# Given information:

■ ■ ■

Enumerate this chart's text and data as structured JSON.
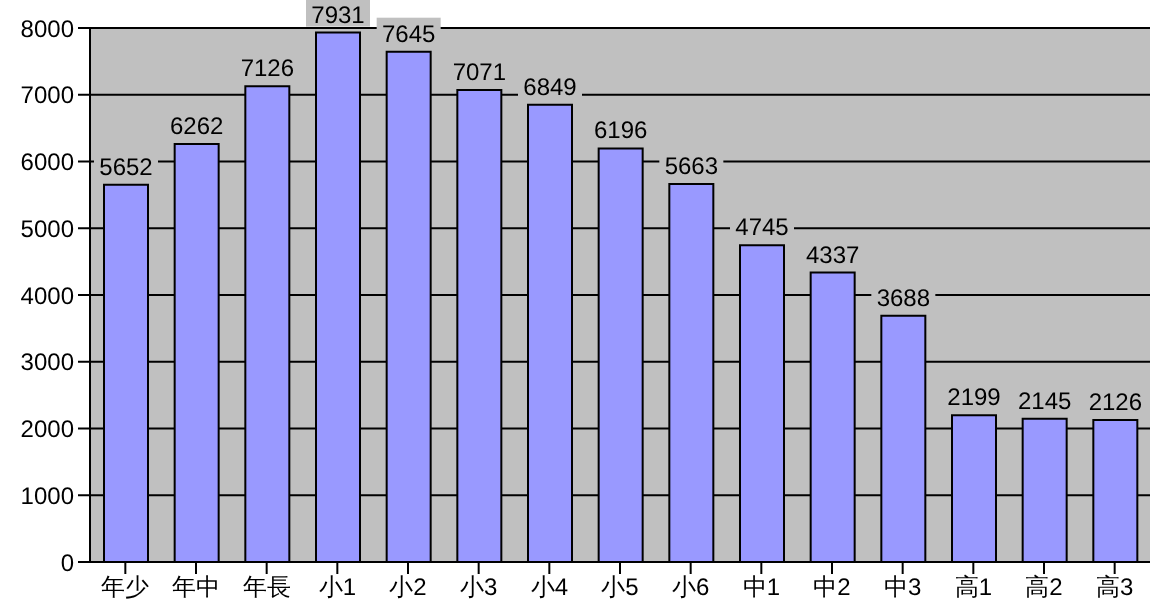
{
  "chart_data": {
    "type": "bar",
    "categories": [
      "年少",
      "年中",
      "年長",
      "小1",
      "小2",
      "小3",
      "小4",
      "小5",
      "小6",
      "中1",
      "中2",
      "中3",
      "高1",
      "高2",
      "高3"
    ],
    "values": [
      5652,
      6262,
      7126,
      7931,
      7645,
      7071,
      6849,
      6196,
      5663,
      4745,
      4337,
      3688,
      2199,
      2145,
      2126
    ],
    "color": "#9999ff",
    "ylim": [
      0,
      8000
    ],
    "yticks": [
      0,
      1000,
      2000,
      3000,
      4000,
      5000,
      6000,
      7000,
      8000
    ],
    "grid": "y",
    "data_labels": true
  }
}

■ ■ ■

# Given instruction:
Print each entry shown above with exact wording and no pictures.

# Answer:
Enumerate this chart's text and data as structured JSON.
{
  "chart_data": {
    "type": "bar",
    "categories": [
      "年少",
      "年中",
      "年長",
      "小1",
      "小2",
      "小3",
      "小4",
      "小5",
      "小6",
      "中1",
      "中2",
      "中3",
      "高1",
      "高2",
      "高3"
    ],
    "values": [
      5652,
      6262,
      7126,
      7931,
      7645,
      7071,
      6849,
      6196,
      5663,
      4745,
      4337,
      3688,
      2199,
      2145,
      2126
    ],
    "color": "#9999ff",
    "ylim": [
      0,
      8000
    ],
    "yticks": [
      0,
      1000,
      2000,
      3000,
      4000,
      5000,
      6000,
      7000,
      8000
    ],
    "grid": "y",
    "data_labels": true
  }
}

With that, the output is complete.